[Data items]
###

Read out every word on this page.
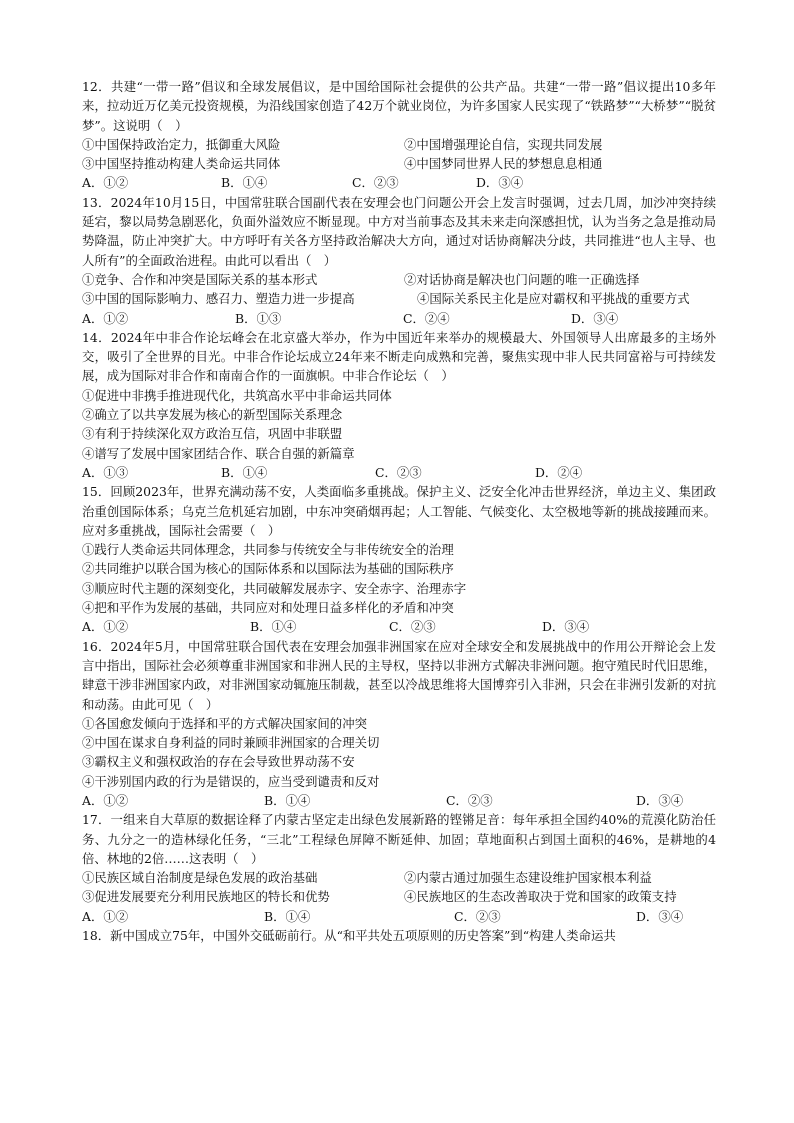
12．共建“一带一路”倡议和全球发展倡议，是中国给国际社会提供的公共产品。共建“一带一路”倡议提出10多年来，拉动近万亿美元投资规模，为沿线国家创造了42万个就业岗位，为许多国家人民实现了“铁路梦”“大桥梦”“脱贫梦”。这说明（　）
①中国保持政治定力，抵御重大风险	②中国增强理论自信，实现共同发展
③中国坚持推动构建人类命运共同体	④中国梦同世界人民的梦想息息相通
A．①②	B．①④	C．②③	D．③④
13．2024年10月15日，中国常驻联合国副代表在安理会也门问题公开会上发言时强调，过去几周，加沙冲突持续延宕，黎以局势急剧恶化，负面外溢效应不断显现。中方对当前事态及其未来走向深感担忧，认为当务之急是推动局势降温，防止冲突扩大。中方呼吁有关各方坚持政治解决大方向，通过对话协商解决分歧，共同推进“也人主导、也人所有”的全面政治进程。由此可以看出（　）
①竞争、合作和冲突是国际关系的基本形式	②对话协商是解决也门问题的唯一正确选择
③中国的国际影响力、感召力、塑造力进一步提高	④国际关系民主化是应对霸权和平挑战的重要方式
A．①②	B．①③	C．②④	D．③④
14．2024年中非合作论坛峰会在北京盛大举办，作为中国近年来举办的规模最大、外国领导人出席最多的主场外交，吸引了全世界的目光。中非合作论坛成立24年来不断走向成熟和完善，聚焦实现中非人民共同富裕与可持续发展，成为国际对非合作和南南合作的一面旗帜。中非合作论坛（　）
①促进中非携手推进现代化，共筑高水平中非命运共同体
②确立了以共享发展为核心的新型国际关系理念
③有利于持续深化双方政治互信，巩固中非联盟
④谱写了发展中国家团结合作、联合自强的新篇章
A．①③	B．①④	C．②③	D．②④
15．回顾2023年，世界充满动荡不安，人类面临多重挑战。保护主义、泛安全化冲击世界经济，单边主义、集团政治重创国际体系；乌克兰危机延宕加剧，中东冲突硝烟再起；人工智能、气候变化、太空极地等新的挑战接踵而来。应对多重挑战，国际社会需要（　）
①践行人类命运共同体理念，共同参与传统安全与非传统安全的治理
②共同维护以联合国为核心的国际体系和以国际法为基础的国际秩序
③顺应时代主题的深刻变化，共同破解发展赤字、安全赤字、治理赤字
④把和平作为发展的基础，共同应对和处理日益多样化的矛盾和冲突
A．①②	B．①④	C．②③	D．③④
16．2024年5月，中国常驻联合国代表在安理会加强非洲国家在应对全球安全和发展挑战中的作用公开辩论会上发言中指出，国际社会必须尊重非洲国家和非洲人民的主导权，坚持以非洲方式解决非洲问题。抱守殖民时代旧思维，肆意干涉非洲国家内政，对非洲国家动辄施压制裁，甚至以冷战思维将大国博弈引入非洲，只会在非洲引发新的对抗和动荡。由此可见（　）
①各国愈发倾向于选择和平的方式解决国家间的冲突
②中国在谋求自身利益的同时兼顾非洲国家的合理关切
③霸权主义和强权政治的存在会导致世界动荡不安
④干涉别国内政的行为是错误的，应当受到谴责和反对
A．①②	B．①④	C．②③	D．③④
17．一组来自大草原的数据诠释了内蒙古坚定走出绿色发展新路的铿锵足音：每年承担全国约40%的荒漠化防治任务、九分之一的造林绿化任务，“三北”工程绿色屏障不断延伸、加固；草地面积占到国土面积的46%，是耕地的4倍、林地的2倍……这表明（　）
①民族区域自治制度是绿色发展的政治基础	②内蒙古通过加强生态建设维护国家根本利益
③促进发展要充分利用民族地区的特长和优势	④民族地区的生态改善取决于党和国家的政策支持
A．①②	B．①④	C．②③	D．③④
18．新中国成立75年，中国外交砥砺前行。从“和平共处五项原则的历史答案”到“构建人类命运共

###

Go through the entries above and output them exactly, without pictures.

Read out every word on this page.
12．共建“一带一路”倡议和全球发展倡议，是中国给国际社会提供的公共产品。共建“一带一路”倡议提出10多年来，拉动近万亿美元投资规模，为沿线国家创造了42万个就业岗位，为许多国家人民实现了“铁路梦”“大桥梦”“脱贫梦”。这说明（　）
①中国保持政治定力，抵御重大风险	②中国增强理论自信，实现共同发展
③中国坚持推动构建人类命运共同体	④中国梦同世界人民的梦想息息相通
A．①②	B．①④	C．②③	D．③④
13．2024年10月15日，中国常驻联合国副代表在安理会也门问题公开会上发言时强调，过去几周，加沙冲突持续延宕，黎以局势急剧恶化，负面外溢效应不断显现。中方对当前事态及其未来走向深感担忧，认为当务之急是推动局势降温，防止冲突扩大。中方呼吁有关各方坚持政治解决大方向，通过对话协商解决分歧，共同推进“也人主导、也人所有”的全面政治进程。由此可以看出（　）
①竞争、合作和冲突是国际关系的基本形式	②对话协商是解决也门问题的唯一正确选择
③中国的国际影响力、感召力、塑造力进一步提高	④国际关系民主化是应对霸权和平挑战的重要方式
A．①②	B．①③	C．②④	D．③④
14．2024年中非合作论坛峰会在北京盛大举办，作为中国近年来举办的规模最大、外国领导人出席最多的主场外交，吸引了全世界的目光。中非合作论坛成立24年来不断走向成熟和完善，聚焦实现中非人民共同富裕与可持续发展，成为国际对非合作和南南合作的一面旗帜。中非合作论坛（　）
①促进中非携手推进现代化，共筑高水平中非命运共同体
②确立了以共享发展为核心的新型国际关系理念
③有利于持续深化双方政治互信，巩固中非联盟
④谱写了发展中国家团结合作、联合自强的新篇章
A．①③	B．①④	C．②③	D．②④
15．回顾2023年，世界充满动荡不安，人类面临多重挑战。保护主义、泛安全化冲击世界经济，单边主义、集团政治重创国际体系；乌克兰危机延宕加剧，中东冲突硝烟再起；人工智能、气候变化、太空极地等新的挑战接踵而来。应对多重挑战，国际社会需要（　）
①践行人类命运共同体理念，共同参与传统安全与非传统安全的治理
②共同维护以联合国为核心的国际体系和以国际法为基础的国际秩序
③顺应时代主题的深刻变化，共同破解发展赤字、安全赤字、治理赤字
④把和平作为发展的基础，共同应对和处理日益多样化的矛盾和冲突
A．①②	B．①④	C．②③	D．③④
16．2024年5月，中国常驻联合国代表在安理会加强非洲国家在应对全球安全和发展挑战中的作用公开辩论会上发言中指出，国际社会必须尊重非洲国家和非洲人民的主导权，坚持以非洲方式解决非洲问题。抱守殖民时代旧思维，肆意干涉非洲国家内政，对非洲国家动辄施压制裁，甚至以冷战思维将大国博弈引入非洲，只会在非洲引发新的对抗和动荡。由此可见（　）
①各国愈发倾向于选择和平的方式解决国家间的冲突
②中国在谋求自身利益的同时兼顾非洲国家的合理关切
③霸权主义和强权政治的存在会导致世界动荡不安
④干涉别国内政的行为是错误的，应当受到谴责和反对
A．①②	B．①④	C．②③	D．③④
17．一组来自大草原的数据诠释了内蒙古坚定走出绿色发展新路的铿锵足音：每年承担全国约40%的荒漠化防治任务、九分之一的造林绿化任务，“三北”工程绿色屏障不断延伸、加固；草地面积占到国土面积的46%，是耕地的4倍、林地的2倍……这表明（　）
①民族区域自治制度是绿色发展的政治基础	②内蒙古通过加强生态建设维护国家根本利益
③促进发展要充分利用民族地区的特长和优势	④民族地区的生态改善取决于党和国家的政策支持
A．①②	B．①④	C．②③	D．③④
18．新中国成立75年，中国外交砥砺前行。从“和平共处五项原则的历史答案”到“构建人类命运共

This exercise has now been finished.